**Exercise directions**
Pull each line containing "active" out of the data and copy it.

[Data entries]

--------------------------------------------------

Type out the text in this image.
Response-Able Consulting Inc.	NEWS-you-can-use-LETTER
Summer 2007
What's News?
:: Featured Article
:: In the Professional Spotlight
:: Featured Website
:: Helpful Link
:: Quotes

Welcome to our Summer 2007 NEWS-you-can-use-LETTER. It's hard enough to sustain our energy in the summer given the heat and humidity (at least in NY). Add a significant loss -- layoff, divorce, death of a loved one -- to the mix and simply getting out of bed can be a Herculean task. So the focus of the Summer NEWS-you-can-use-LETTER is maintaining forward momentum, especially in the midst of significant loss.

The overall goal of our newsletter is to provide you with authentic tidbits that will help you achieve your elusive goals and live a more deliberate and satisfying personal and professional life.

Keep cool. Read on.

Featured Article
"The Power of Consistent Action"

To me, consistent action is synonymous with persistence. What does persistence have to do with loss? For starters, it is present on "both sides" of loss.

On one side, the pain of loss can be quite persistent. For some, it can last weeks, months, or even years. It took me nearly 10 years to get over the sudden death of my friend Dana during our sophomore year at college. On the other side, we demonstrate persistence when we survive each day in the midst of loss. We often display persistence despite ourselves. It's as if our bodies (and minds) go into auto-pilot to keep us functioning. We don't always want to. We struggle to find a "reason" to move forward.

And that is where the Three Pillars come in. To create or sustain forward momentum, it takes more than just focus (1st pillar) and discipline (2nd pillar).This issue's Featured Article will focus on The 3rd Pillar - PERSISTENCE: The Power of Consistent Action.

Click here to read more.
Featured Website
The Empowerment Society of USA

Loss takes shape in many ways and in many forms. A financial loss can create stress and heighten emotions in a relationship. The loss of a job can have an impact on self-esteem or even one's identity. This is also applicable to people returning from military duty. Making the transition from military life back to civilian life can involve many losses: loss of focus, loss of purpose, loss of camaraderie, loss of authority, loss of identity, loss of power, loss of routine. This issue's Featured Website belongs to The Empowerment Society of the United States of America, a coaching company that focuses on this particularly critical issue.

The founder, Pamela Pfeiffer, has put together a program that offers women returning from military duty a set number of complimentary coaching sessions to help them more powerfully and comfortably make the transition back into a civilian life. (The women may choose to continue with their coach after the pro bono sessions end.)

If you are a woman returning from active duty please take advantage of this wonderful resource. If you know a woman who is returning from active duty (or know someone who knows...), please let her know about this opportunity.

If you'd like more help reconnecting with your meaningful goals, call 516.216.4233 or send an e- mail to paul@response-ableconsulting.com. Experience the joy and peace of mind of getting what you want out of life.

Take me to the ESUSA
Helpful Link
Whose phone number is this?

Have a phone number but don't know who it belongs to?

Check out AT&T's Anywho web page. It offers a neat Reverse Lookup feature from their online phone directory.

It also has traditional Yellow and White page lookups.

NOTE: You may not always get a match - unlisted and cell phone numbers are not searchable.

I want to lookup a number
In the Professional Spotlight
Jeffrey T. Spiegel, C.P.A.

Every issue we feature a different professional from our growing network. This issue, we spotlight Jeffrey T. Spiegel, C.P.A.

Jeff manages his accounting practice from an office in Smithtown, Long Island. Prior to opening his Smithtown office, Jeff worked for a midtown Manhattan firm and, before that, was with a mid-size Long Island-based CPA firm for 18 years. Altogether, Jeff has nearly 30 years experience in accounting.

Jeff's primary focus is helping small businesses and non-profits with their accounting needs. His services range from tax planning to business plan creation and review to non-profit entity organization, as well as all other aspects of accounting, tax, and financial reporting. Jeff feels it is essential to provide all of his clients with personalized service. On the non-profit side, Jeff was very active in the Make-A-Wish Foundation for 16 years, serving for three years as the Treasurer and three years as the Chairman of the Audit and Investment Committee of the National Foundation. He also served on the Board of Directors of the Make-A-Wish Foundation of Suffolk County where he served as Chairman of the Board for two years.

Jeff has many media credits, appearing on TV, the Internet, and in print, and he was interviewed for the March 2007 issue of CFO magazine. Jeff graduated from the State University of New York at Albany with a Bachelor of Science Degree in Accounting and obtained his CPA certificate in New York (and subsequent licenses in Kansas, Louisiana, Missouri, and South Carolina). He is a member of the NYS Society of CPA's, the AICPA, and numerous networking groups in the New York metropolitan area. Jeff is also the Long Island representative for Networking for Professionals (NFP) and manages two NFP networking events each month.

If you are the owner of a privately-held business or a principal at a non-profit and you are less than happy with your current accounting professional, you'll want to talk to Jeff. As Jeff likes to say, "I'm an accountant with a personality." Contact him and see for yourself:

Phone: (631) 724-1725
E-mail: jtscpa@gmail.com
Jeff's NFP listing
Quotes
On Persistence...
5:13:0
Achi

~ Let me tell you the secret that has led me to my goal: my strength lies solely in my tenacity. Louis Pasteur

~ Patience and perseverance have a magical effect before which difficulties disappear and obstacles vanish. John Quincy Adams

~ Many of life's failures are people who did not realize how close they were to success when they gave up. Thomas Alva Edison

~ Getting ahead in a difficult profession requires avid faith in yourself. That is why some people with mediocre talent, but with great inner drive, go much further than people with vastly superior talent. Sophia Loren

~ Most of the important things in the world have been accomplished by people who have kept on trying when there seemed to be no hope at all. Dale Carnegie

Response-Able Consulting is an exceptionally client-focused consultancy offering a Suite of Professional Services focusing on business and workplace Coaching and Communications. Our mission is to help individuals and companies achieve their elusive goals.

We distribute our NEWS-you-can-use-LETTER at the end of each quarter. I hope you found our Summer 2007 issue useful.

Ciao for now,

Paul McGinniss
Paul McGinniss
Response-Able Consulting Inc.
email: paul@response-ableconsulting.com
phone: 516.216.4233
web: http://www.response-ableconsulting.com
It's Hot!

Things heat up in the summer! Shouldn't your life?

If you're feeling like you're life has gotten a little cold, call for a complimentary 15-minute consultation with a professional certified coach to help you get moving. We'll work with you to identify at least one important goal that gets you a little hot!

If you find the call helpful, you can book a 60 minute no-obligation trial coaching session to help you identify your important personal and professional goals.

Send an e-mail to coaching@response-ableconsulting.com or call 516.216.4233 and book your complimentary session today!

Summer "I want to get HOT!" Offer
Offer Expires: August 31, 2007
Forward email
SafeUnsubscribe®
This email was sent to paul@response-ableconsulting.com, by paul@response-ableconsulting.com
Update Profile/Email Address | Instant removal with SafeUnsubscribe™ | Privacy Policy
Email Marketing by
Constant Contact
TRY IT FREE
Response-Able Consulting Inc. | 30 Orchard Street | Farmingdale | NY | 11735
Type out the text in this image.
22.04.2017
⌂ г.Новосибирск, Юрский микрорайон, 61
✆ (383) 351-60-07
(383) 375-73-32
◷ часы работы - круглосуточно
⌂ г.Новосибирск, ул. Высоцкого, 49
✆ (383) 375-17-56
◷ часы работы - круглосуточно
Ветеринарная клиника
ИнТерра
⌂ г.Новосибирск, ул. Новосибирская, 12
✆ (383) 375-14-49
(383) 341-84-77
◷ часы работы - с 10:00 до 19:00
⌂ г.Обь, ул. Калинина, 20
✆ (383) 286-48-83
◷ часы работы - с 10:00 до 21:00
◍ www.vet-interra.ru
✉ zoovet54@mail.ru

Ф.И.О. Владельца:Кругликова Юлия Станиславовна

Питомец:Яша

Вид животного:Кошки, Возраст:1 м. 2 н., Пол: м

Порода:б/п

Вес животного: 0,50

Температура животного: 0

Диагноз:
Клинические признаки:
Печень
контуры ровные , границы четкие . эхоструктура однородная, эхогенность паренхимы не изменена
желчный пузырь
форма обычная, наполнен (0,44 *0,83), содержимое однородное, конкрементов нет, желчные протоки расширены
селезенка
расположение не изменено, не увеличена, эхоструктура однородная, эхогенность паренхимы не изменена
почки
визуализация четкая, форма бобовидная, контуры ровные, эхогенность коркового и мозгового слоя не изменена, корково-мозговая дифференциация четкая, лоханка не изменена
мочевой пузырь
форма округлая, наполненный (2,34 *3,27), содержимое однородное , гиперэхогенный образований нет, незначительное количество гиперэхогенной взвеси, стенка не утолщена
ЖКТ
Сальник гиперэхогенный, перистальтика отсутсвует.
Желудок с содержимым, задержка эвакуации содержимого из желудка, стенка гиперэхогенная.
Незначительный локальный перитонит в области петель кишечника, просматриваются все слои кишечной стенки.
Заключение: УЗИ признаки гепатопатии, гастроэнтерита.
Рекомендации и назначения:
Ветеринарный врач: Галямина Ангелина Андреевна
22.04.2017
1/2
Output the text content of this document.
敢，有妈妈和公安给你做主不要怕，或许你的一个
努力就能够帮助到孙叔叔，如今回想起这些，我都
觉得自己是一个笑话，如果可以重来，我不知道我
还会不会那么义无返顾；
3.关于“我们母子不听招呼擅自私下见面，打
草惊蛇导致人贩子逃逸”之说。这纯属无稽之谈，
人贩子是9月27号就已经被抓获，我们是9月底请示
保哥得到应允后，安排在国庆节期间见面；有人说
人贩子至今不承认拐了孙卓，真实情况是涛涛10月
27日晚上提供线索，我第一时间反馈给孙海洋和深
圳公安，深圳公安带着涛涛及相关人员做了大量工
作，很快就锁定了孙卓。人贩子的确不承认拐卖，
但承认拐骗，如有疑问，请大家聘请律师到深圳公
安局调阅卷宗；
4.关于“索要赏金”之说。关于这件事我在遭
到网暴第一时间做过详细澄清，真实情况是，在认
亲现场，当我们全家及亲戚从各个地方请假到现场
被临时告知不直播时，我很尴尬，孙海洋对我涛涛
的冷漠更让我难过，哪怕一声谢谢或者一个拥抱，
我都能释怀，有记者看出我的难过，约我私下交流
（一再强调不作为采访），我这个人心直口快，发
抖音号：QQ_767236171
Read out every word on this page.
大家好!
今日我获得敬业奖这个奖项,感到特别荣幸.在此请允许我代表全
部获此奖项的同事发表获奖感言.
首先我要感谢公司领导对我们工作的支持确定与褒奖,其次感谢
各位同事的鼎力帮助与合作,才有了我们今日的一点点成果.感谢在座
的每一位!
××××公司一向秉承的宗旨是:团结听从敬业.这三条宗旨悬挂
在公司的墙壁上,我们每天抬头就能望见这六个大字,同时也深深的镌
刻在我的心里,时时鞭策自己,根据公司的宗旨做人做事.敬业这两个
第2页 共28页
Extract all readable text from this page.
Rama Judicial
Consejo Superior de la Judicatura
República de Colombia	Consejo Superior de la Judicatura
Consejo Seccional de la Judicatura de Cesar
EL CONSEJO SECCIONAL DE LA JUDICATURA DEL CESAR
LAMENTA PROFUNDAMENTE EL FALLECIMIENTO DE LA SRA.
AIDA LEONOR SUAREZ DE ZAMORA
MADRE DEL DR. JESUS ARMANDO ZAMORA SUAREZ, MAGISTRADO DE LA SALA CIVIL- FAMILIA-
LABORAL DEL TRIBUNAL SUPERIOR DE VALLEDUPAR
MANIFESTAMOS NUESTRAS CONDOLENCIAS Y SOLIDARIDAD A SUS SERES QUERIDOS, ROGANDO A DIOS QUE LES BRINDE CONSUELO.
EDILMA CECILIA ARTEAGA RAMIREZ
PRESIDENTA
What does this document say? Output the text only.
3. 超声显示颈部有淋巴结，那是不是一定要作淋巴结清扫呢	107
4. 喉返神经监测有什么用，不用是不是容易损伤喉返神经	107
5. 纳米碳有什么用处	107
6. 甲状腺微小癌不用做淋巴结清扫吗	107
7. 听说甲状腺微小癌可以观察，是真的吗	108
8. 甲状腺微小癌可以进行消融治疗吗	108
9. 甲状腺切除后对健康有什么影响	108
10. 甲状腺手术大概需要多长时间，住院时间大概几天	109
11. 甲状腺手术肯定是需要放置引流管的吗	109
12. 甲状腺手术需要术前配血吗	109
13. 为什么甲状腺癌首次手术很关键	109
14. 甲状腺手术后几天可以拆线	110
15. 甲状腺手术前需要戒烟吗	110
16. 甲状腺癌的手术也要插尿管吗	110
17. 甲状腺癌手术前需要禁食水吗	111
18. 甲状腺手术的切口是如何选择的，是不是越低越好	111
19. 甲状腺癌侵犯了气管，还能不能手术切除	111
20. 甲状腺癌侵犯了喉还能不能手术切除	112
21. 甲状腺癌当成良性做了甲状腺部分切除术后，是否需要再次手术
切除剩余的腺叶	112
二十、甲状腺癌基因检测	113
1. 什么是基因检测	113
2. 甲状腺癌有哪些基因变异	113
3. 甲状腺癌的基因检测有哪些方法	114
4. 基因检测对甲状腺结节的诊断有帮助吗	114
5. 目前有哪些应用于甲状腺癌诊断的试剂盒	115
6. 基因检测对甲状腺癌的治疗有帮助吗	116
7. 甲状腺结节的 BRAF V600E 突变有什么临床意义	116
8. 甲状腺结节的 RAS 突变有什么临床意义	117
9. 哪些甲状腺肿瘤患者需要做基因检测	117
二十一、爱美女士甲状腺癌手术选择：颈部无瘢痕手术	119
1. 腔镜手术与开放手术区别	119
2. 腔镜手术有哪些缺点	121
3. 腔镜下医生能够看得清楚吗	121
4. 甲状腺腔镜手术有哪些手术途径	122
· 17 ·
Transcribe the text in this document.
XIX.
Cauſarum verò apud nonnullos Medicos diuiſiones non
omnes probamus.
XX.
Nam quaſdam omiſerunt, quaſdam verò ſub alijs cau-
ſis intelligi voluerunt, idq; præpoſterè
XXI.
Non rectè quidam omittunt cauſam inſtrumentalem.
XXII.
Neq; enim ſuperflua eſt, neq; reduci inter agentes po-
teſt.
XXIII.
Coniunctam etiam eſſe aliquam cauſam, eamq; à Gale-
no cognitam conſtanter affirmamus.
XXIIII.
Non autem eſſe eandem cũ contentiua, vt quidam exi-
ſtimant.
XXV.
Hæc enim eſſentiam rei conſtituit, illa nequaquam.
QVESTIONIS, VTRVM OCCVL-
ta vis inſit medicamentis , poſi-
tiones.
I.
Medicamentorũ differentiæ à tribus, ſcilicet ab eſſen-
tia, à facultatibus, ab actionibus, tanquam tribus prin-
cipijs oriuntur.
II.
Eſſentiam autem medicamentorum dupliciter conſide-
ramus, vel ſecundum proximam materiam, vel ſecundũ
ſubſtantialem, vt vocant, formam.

--------------------------------------------------

**Solution below**
If you are a woman returning from active duty please take advantage of this wonderful resource. If you know a woman who is returning from active duty (or know someone who knows...), please let her know about this opportunity.
Jeff's primary focus is helping small businesses and non-profits with their accounting needs. His services range from tax planning to business plan creation and review to non-profit entity organization, as well as all other aspects of accounting, tax, and financial reporting. Jeff feels it is essential to provide all of his clients with personalized service. On the non-profit side, Jeff was very active in the Make-A-Wish Foundation for 16 years, serving for three years as the Treasurer and three years as the Chairman of the Audit and Investment Committee of the National Foundation. He also served on the Board of Directors of the Make-A-Wish Foundation of Suffolk County where he served as Chairman of the Board for two years.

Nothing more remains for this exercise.